» **Records for the exercise**:

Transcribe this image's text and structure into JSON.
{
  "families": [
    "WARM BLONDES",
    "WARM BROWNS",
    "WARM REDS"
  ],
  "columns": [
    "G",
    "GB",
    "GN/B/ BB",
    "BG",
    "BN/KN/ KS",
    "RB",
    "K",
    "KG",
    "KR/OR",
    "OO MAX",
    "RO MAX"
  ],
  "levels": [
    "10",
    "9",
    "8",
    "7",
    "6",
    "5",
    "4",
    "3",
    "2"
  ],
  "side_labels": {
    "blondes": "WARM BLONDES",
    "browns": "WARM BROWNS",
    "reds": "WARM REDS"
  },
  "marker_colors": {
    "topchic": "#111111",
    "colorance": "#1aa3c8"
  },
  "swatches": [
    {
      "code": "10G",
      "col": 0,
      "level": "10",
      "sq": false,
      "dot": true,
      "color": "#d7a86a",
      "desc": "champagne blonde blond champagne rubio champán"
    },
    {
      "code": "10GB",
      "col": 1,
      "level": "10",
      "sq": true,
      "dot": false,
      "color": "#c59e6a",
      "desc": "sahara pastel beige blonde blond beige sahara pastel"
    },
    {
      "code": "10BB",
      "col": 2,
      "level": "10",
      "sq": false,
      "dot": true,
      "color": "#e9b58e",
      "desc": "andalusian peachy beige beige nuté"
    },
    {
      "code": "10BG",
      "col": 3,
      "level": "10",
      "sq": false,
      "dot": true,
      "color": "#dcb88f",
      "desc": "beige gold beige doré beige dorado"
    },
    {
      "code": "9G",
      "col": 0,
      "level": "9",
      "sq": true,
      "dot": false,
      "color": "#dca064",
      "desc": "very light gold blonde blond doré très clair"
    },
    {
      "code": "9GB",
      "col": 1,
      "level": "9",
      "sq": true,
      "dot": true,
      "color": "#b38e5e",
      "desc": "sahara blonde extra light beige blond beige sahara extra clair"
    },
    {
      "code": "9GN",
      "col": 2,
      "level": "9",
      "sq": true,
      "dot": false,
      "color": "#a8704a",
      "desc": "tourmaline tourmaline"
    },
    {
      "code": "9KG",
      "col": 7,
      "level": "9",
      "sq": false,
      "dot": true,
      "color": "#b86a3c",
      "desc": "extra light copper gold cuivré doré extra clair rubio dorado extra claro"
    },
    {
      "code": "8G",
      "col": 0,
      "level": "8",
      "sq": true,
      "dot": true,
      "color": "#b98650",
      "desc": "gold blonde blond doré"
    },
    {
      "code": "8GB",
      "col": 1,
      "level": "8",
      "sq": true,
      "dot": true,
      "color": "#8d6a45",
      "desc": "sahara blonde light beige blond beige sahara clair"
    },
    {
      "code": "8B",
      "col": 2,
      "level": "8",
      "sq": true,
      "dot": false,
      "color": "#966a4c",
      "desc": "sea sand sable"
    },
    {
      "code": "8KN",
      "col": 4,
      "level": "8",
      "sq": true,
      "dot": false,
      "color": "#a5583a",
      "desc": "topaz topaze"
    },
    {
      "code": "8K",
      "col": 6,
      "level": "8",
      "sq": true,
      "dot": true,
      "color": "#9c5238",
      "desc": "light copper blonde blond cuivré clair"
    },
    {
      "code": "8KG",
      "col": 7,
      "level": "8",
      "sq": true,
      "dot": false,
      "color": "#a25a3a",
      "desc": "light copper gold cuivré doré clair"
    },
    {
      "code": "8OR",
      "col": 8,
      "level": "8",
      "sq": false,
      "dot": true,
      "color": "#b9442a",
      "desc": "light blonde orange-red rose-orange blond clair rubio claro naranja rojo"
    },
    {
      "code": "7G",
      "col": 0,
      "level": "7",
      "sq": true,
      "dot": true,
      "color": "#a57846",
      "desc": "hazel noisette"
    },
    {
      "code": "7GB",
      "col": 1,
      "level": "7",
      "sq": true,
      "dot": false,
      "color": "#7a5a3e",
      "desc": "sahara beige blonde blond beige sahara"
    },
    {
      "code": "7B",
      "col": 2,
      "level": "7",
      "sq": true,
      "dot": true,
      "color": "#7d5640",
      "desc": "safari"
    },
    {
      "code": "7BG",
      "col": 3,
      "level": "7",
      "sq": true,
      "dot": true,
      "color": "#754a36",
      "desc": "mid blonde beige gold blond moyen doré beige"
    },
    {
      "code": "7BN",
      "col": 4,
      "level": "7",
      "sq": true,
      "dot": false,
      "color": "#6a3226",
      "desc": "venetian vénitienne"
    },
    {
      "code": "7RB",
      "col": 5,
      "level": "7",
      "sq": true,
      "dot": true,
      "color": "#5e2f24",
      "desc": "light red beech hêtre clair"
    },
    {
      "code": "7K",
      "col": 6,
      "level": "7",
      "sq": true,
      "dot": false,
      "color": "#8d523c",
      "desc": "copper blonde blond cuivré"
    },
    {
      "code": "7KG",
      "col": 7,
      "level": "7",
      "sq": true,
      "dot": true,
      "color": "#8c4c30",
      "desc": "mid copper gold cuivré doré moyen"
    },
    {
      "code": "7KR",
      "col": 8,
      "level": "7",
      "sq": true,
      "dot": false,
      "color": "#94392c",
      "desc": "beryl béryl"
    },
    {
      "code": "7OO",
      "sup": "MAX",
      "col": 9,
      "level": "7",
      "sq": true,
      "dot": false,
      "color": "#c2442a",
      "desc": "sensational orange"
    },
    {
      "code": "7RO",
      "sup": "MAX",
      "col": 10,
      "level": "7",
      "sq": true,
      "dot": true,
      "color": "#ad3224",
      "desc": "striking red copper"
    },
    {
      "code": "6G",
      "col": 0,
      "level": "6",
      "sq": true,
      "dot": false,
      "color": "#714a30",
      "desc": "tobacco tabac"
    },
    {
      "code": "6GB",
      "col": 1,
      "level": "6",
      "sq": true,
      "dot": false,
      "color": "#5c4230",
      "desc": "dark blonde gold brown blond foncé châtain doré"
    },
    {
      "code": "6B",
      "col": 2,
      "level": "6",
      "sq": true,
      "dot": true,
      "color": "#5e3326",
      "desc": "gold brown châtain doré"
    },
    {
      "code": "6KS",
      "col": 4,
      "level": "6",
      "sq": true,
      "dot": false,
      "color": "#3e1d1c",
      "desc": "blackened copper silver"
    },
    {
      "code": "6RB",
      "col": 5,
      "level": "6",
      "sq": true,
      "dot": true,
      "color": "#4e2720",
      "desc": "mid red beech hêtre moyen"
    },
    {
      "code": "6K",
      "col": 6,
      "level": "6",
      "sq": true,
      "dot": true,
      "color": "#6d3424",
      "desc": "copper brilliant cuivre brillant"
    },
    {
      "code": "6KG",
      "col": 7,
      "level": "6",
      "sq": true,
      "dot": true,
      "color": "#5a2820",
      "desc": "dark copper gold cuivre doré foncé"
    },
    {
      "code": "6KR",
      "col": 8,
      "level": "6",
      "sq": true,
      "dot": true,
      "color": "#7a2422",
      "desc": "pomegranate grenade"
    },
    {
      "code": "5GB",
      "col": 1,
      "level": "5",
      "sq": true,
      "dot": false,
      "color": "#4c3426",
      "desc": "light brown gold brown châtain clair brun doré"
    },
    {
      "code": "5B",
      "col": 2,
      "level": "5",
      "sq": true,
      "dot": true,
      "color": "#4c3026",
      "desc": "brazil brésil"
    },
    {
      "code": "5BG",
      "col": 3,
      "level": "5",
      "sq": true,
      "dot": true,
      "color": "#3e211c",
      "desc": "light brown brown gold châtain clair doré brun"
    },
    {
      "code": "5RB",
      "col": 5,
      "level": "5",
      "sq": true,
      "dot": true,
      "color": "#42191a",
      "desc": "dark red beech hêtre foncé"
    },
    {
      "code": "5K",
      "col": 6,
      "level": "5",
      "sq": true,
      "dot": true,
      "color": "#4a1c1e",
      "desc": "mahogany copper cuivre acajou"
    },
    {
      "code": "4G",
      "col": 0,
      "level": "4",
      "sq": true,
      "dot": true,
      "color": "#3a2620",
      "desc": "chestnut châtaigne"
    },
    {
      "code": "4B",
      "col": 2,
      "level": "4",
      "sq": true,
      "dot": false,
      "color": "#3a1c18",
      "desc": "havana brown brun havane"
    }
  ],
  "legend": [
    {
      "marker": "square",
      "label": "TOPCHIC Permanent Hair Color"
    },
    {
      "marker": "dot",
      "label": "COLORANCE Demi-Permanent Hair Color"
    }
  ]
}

» **Task description**: Report how many lines include the word "copper". Give nothing but the number.

» **Completed task**: 10